= THE RECORDS =
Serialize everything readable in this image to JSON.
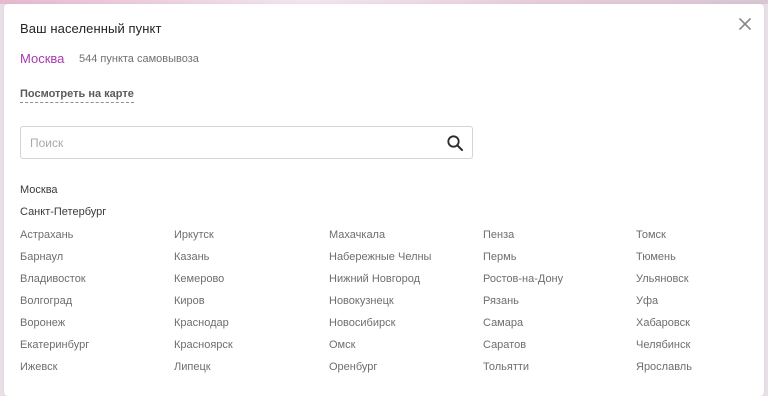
{
  "dialog": {
    "title": "Ваш населенный пункт",
    "current_city": "Москва",
    "pickup_points": "544 пункта самовывоза",
    "map_link": "Посмотреть на карте",
    "search_placeholder": "Поиск",
    "accent_color": "#a83aae"
  },
  "top_cities": [
    "Москва",
    "Санкт-Петербург"
  ],
  "city_columns": [
    [
      "Астрахань",
      "Барнаул",
      "Владивосток",
      "Волгоград",
      "Воронеж",
      "Екатеринбург",
      "Ижевск"
    ],
    [
      "Иркутск",
      "Казань",
      "Кемерово",
      "Киров",
      "Краснодар",
      "Красноярск",
      "Липецк"
    ],
    [
      "Махачкала",
      "Набережные Челны",
      "Нижний Новгород",
      "Новокузнецк",
      "Новосибирск",
      "Омск",
      "Оренбург"
    ],
    [
      "Пенза",
      "Пермь",
      "Ростов-на-Дону",
      "Рязань",
      "Самара",
      "Саратов",
      "Тольятти"
    ],
    [
      "Томск",
      "Тюмень",
      "Ульяновск",
      "Уфа",
      "Хабаровск",
      "Челябинск",
      "Ярославль"
    ]
  ]
}
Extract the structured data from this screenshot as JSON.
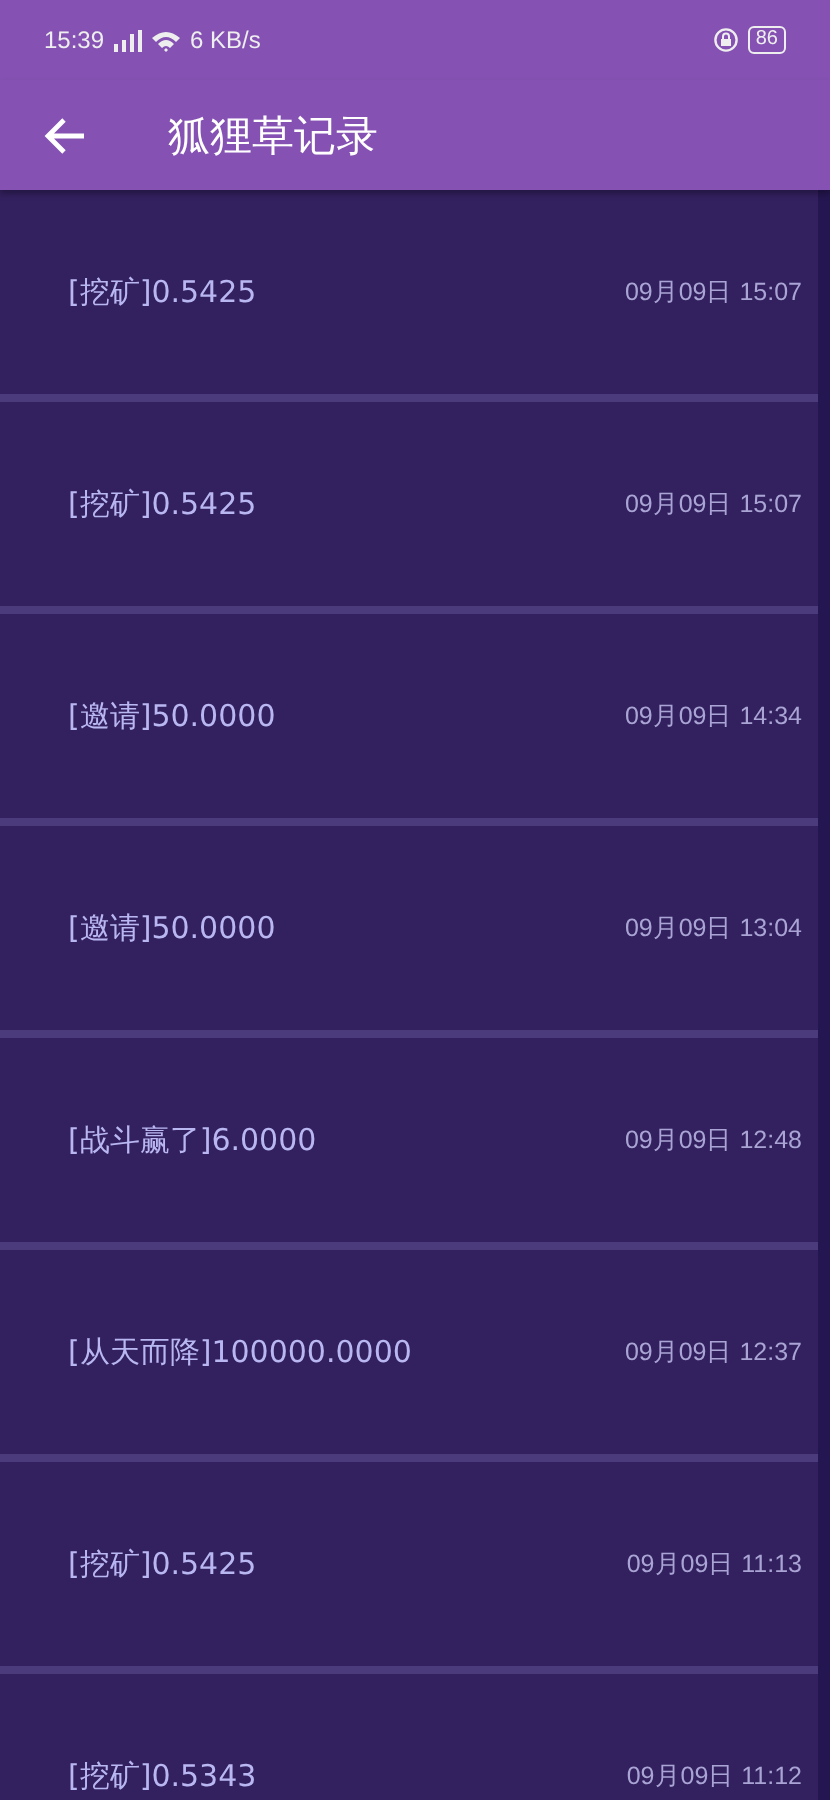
{
  "status_bar": {
    "time": "15:39",
    "speed": "6 KB/s",
    "battery": "86"
  },
  "app_bar": {
    "title": "狐狸草记录"
  },
  "records": [
    {
      "label": "[挖矿]0.5425",
      "time": "09月09日 15:07"
    },
    {
      "label": "[挖矿]0.5425",
      "time": "09月09日 15:07"
    },
    {
      "label": "[邀请]50.0000",
      "time": "09月09日 14:34"
    },
    {
      "label": "[邀请]50.0000",
      "time": "09月09日 13:04"
    },
    {
      "label": "[战斗赢了]6.0000",
      "time": "09月09日 12:48"
    },
    {
      "label": "[从天而降]100000.0000",
      "time": "09月09日 12:37"
    },
    {
      "label": "[挖矿]0.5425",
      "time": "09月09日 11:13"
    },
    {
      "label": "[挖矿]0.5343",
      "time": "09月09日 11:12"
    }
  ]
}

= DIRECTION =
Write out every record above exactly as it stands, but leave out the pictures.

= RESPONSE =
Serialize everything readable in this image to JSON.
{
  "dialog": {
    "title": "Ваш населенный пункт",
    "current_city": "Москва",
    "pickup_points": "544 пункта самовывоза",
    "map_link": "Посмотреть на карте",
    "search_placeholder": "Поиск",
    "accent_color": "#a83aae"
  },
  "top_cities": [
    "Москва",
    "Санкт-Петербург"
  ],
  "city_columns": [
    [
      "Астрахань",
      "Барнаул",
      "Владивосток",
      "Волгоград",
      "Воронеж",
      "Екатеринбург",
      "Ижевск"
    ],
    [
      "Иркутск",
      "Казань",
      "Кемерово",
      "Киров",
      "Краснодар",
      "Красноярск",
      "Липецк"
    ],
    [
      "Махачкала",
      "Набережные Челны",
      "Нижний Новгород",
      "Новокузнецк",
      "Новосибирск",
      "Омск",
      "Оренбург"
    ],
    [
      "Пенза",
      "Пермь",
      "Ростов-на-Дону",
      "Рязань",
      "Самара",
      "Саратов",
      "Тольятти"
    ],
    [
      "Томск",
      "Тюмень",
      "Ульяновск",
      "Уфа",
      "Хабаровск",
      "Челябинск",
      "Ярославль"
    ]
  ]
}
Extract the structured data from this screenshot as JSON.
{
  "status_bar": {
    "time": "15:39",
    "speed": "6 KB/s",
    "battery": "86"
  },
  "app_bar": {
    "title": "狐狸草记录"
  },
  "records": [
    {
      "label": "[挖矿]0.5425",
      "time": "09月09日 15:07"
    },
    {
      "label": "[挖矿]0.5425",
      "time": "09月09日 15:07"
    },
    {
      "label": "[邀请]50.0000",
      "time": "09月09日 14:34"
    },
    {
      "label": "[邀请]50.0000",
      "time": "09月09日 13:04"
    },
    {
      "label": "[战斗赢了]6.0000",
      "time": "09月09日 12:48"
    },
    {
      "label": "[从天而降]100000.0000",
      "time": "09月09日 12:37"
    },
    {
      "label": "[挖矿]0.5425",
      "time": "09月09日 11:13"
    },
    {
      "label": "[挖矿]0.5343",
      "time": "09月09日 11:12"
    }
  ]
}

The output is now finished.